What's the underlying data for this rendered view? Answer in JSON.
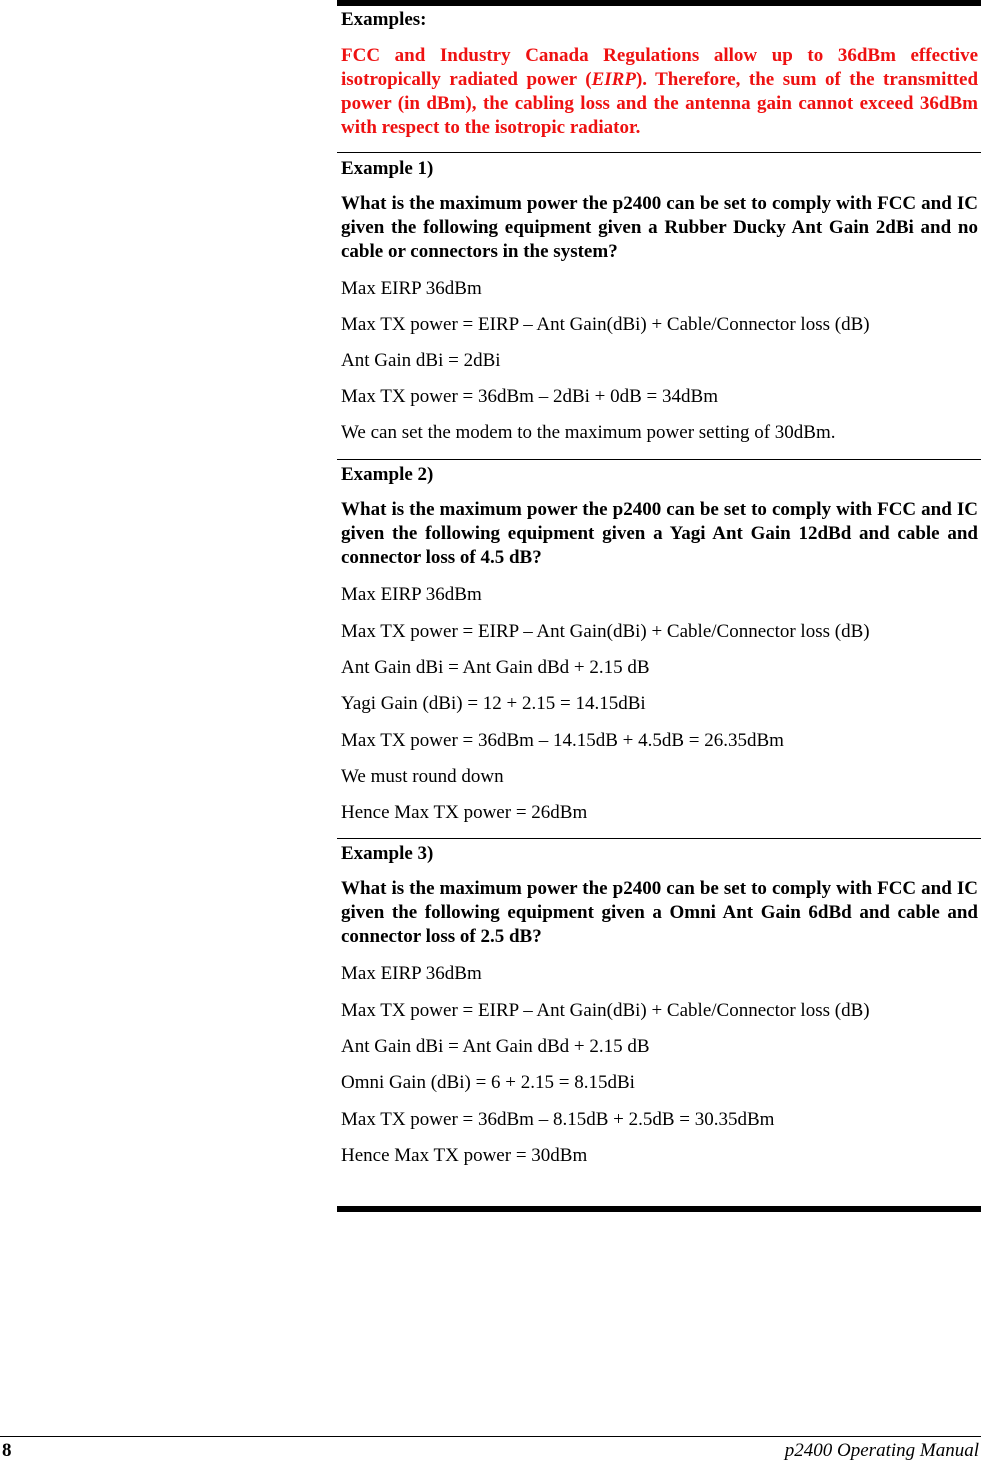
{
  "examples_heading": "Examples:",
  "intro": {
    "part1": "FCC and Industry Canada Regulations allow up to 36dBm effective isotropically radiated power (",
    "eirp": "EIRP",
    "part2": ").  Therefore, the sum of the transmitted power (in dBm), the cabling loss and the antenna gain cannot exceed 36dBm with respect to the isotropic radiator.",
    "color": "#ee1111"
  },
  "examples": [
    {
      "title": "Example 1)",
      "question": "What is the maximum power the p2400 can be set to comply with FCC and IC given the following equipment given a Rubber Ducky Ant Gain 2dBi and no cable or connectors in the system?",
      "lines": [
        "Max EIRP 36dBm",
        "Max TX power = EIRP – Ant Gain(dBi) + Cable/Connector loss (dB)",
        "Ant Gain dBi = 2dBi",
        "Max TX power = 36dBm  – 2dBi  + 0dB = 34dBm",
        "We can set the modem to the maximum power setting of 30dBm."
      ]
    },
    {
      "title": "Example 2)",
      "question": "What is the maximum power the p2400 can be set to comply with FCC and IC given the following equipment given a Yagi Ant Gain 12dBd and cable and connector loss of 4.5 dB?",
      "lines": [
        "Max EIRP 36dBm",
        "Max TX power = EIRP – Ant Gain(dBi) + Cable/Connector loss (dB)",
        "Ant Gain dBi = Ant Gain dBd + 2.15  dB",
        "Yagi Gain (dBi) = 12 + 2.15 = 14.15dBi",
        "Max TX power = 36dBm  – 14.15dB  + 4.5dB = 26.35dBm",
        "We must round down",
        "Hence Max TX power = 26dBm"
      ]
    },
    {
      "title": "Example 3)",
      "question": "What is the maximum power the p2400 can be set to comply with FCC and IC given the following equipment given a Omni Ant Gain 6dBd and cable and connector loss of 2.5 dB?",
      "lines": [
        "Max EIRP 36dBm",
        "Max TX power = EIRP – Ant Gain(dBi) + Cable/Connector loss (dB)",
        "Ant Gain dBi = Ant Gain dBd + 2.15  dB",
        "Omni Gain (dBi) = 6 + 2.15 = 8.15dBi",
        "Max TX power = 36dBm  – 8.15dB  + 2.5dB = 30.35dBm",
        "Hence Max TX power = 30dBm"
      ]
    }
  ],
  "footer": {
    "page_number": "8",
    "manual_title": "p2400 Operating Manual"
  }
}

WHAT THE TASK REQUIRES
Repeat the material exactly as it reads, without any of its pictures.

ANSWER TO THE PROBLEM
What's the underlying data for this rendered view? Answer in JSON.
{
  "examples_heading": "Examples:",
  "intro": {
    "part1": "FCC and Industry Canada Regulations allow up to 36dBm effective isotropically radiated power (",
    "eirp": "EIRP",
    "part2": ").  Therefore, the sum of the transmitted power (in dBm), the cabling loss and the antenna gain cannot exceed 36dBm with respect to the isotropic radiator.",
    "color": "#ee1111"
  },
  "examples": [
    {
      "title": "Example 1)",
      "question": "What is the maximum power the p2400 can be set to comply with FCC and IC given the following equipment given a Rubber Ducky Ant Gain 2dBi and no cable or connectors in the system?",
      "lines": [
        "Max EIRP 36dBm",
        "Max TX power = EIRP – Ant Gain(dBi) + Cable/Connector loss (dB)",
        "Ant Gain dBi = 2dBi",
        "Max TX power = 36dBm  – 2dBi  + 0dB = 34dBm",
        "We can set the modem to the maximum power setting of 30dBm."
      ]
    },
    {
      "title": "Example 2)",
      "question": "What is the maximum power the p2400 can be set to comply with FCC and IC given the following equipment given a Yagi Ant Gain 12dBd and cable and connector loss of 4.5 dB?",
      "lines": [
        "Max EIRP 36dBm",
        "Max TX power = EIRP – Ant Gain(dBi) + Cable/Connector loss (dB)",
        "Ant Gain dBi = Ant Gain dBd + 2.15  dB",
        "Yagi Gain (dBi) = 12 + 2.15 = 14.15dBi",
        "Max TX power = 36dBm  – 14.15dB  + 4.5dB = 26.35dBm",
        "We must round down",
        "Hence Max TX power = 26dBm"
      ]
    },
    {
      "title": "Example 3)",
      "question": "What is the maximum power the p2400 can be set to comply with FCC and IC given the following equipment given a Omni Ant Gain 6dBd and cable and connector loss of 2.5 dB?",
      "lines": [
        "Max EIRP 36dBm",
        "Max TX power = EIRP – Ant Gain(dBi) + Cable/Connector loss (dB)",
        "Ant Gain dBi = Ant Gain dBd + 2.15  dB",
        "Omni Gain (dBi) = 6 + 2.15 = 8.15dBi",
        "Max TX power = 36dBm  – 8.15dB  + 2.5dB = 30.35dBm",
        "Hence Max TX power = 30dBm"
      ]
    }
  ],
  "footer": {
    "page_number": "8",
    "manual_title": "p2400 Operating Manual"
  }
}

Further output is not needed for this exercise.